*YOUR TASK*.
Will you write out all the entries below exactly?

Figure record listings:
■ ■ ■ ■ ■ ■ ■

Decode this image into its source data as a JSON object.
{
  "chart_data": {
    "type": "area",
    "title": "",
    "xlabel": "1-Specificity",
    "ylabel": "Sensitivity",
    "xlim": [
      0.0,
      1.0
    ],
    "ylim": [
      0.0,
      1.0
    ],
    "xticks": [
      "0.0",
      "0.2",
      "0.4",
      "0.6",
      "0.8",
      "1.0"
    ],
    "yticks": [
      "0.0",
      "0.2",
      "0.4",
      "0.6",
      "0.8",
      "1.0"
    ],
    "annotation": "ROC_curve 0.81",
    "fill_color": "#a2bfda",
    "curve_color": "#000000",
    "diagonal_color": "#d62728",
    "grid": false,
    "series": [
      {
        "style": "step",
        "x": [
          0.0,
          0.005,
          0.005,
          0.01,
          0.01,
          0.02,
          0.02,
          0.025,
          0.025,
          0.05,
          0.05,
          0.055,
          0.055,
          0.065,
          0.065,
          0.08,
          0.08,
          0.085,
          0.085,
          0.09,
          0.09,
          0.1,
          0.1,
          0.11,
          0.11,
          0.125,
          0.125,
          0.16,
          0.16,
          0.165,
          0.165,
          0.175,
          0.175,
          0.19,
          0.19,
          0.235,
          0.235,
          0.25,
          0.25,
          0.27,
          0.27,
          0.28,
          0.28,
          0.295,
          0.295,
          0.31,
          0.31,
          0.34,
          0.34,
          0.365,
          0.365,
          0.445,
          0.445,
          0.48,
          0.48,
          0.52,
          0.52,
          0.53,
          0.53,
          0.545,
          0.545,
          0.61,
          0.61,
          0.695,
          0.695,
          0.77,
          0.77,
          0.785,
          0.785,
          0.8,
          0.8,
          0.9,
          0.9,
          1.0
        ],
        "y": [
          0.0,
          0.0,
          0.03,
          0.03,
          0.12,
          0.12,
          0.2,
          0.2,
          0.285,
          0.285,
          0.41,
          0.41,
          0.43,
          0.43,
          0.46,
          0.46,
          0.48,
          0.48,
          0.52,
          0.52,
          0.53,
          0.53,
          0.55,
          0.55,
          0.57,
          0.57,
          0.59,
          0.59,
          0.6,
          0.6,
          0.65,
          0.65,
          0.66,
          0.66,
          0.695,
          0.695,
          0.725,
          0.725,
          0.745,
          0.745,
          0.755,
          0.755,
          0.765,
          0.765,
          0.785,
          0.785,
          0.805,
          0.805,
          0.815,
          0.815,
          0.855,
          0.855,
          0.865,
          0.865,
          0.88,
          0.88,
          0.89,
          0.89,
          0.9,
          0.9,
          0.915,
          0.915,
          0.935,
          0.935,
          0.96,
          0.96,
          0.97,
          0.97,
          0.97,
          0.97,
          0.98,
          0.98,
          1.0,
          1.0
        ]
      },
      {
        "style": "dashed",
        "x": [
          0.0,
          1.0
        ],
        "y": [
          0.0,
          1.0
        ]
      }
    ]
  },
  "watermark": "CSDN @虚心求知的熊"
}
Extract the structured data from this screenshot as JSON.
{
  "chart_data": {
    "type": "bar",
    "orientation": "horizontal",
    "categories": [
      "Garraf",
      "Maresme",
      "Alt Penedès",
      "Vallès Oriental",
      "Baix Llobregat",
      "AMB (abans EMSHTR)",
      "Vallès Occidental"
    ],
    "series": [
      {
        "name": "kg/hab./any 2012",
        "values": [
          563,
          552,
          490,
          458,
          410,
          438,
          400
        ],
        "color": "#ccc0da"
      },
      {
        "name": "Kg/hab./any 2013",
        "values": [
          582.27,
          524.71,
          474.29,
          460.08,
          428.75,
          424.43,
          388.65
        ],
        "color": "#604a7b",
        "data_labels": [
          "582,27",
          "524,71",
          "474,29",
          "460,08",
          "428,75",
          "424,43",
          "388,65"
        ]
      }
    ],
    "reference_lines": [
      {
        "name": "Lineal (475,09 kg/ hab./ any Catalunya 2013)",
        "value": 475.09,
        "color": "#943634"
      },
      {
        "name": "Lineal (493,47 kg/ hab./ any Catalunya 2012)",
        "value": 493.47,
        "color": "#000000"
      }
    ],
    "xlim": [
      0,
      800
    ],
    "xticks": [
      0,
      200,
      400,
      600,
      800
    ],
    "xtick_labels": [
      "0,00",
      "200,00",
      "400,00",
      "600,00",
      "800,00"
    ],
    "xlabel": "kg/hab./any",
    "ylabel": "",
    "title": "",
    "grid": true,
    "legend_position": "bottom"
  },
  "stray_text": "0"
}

■ ■ ■ ■ ■ ■ ■

*WRITTEN RESPONSE*.
Decode this image into its source data as a JSON object.
{
  "chart_data": {
    "type": "area",
    "title": "",
    "xlabel": "1-Specificity",
    "ylabel": "Sensitivity",
    "xlim": [
      0.0,
      1.0
    ],
    "ylim": [
      0.0,
      1.0
    ],
    "xticks": [
      "0.0",
      "0.2",
      "0.4",
      "0.6",
      "0.8",
      "1.0"
    ],
    "yticks": [
      "0.0",
      "0.2",
      "0.4",
      "0.6",
      "0.8",
      "1.0"
    ],
    "annotation": "ROC_curve 0.81",
    "fill_color": "#a2bfda",
    "curve_color": "#000000",
    "diagonal_color": "#d62728",
    "grid": false,
    "series": [
      {
        "style": "step",
        "x": [
          0.0,
          0.005,
          0.005,
          0.01,
          0.01,
          0.02,
          0.02,
          0.025,
          0.025,
          0.05,
          0.05,
          0.055,
          0.055,
          0.065,
          0.065,
          0.08,
          0.08,
          0.085,
          0.085,
          0.09,
          0.09,
          0.1,
          0.1,
          0.11,
          0.11,
          0.125,
          0.125,
          0.16,
          0.16,
          0.165,
          0.165,
          0.175,
          0.175,
          0.19,
          0.19,
          0.235,
          0.235,
          0.25,
          0.25,
          0.27,
          0.27,
          0.28,
          0.28,
          0.295,
          0.295,
          0.31,
          0.31,
          0.34,
          0.34,
          0.365,
          0.365,
          0.445,
          0.445,
          0.48,
          0.48,
          0.52,
          0.52,
          0.53,
          0.53,
          0.545,
          0.545,
          0.61,
          0.61,
          0.695,
          0.695,
          0.77,
          0.77,
          0.785,
          0.785,
          0.8,
          0.8,
          0.9,
          0.9,
          1.0
        ],
        "y": [
          0.0,
          0.0,
          0.03,
          0.03,
          0.12,
          0.12,
          0.2,
          0.2,
          0.285,
          0.285,
          0.41,
          0.41,
          0.43,
          0.43,
          0.46,
          0.46,
          0.48,
          0.48,
          0.52,
          0.52,
          0.53,
          0.53,
          0.55,
          0.55,
          0.57,
          0.57,
          0.59,
          0.59,
          0.6,
          0.6,
          0.65,
          0.65,
          0.66,
          0.66,
          0.695,
          0.695,
          0.725,
          0.725,
          0.745,
          0.745,
          0.755,
          0.755,
          0.765,
          0.765,
          0.785,
          0.785,
          0.805,
          0.805,
          0.815,
          0.815,
          0.855,
          0.855,
          0.865,
          0.865,
          0.88,
          0.88,
          0.89,
          0.89,
          0.9,
          0.9,
          0.915,
          0.915,
          0.935,
          0.935,
          0.96,
          0.96,
          0.97,
          0.97,
          0.97,
          0.97,
          0.98,
          0.98,
          1.0,
          1.0
        ]
      },
      {
        "style": "dashed",
        "x": [
          0.0,
          1.0
        ],
        "y": [
          0.0,
          1.0
        ]
      }
    ]
  },
  "watermark": "CSDN @虚心求知的熊"
}
Extract the structured data from this screenshot as JSON.
{
  "chart_data": {
    "type": "bar",
    "orientation": "horizontal",
    "categories": [
      "Garraf",
      "Maresme",
      "Alt Penedès",
      "Vallès Oriental",
      "Baix Llobregat",
      "AMB (abans EMSHTR)",
      "Vallès Occidental"
    ],
    "series": [
      {
        "name": "kg/hab./any 2012",
        "values": [
          563,
          552,
          490,
          458,
          410,
          438,
          400
        ],
        "color": "#ccc0da"
      },
      {
        "name": "Kg/hab./any 2013",
        "values": [
          582.27,
          524.71,
          474.29,
          460.08,
          428.75,
          424.43,
          388.65
        ],
        "color": "#604a7b",
        "data_labels": [
          "582,27",
          "524,71",
          "474,29",
          "460,08",
          "428,75",
          "424,43",
          "388,65"
        ]
      }
    ],
    "reference_lines": [
      {
        "name": "Lineal (475,09 kg/ hab./ any Catalunya 2013)",
        "value": 475.09,
        "color": "#943634"
      },
      {
        "name": "Lineal (493,47 kg/ hab./ any Catalunya 2012)",
        "value": 493.47,
        "color": "#000000"
      }
    ],
    "xlim": [
      0,
      800
    ],
    "xticks": [
      0,
      200,
      400,
      600,
      800
    ],
    "xtick_labels": [
      "0,00",
      "200,00",
      "400,00",
      "600,00",
      "800,00"
    ],
    "xlabel": "kg/hab./any",
    "ylabel": "",
    "title": "",
    "grid": true,
    "legend_position": "bottom"
  },
  "stray_text": "0"
}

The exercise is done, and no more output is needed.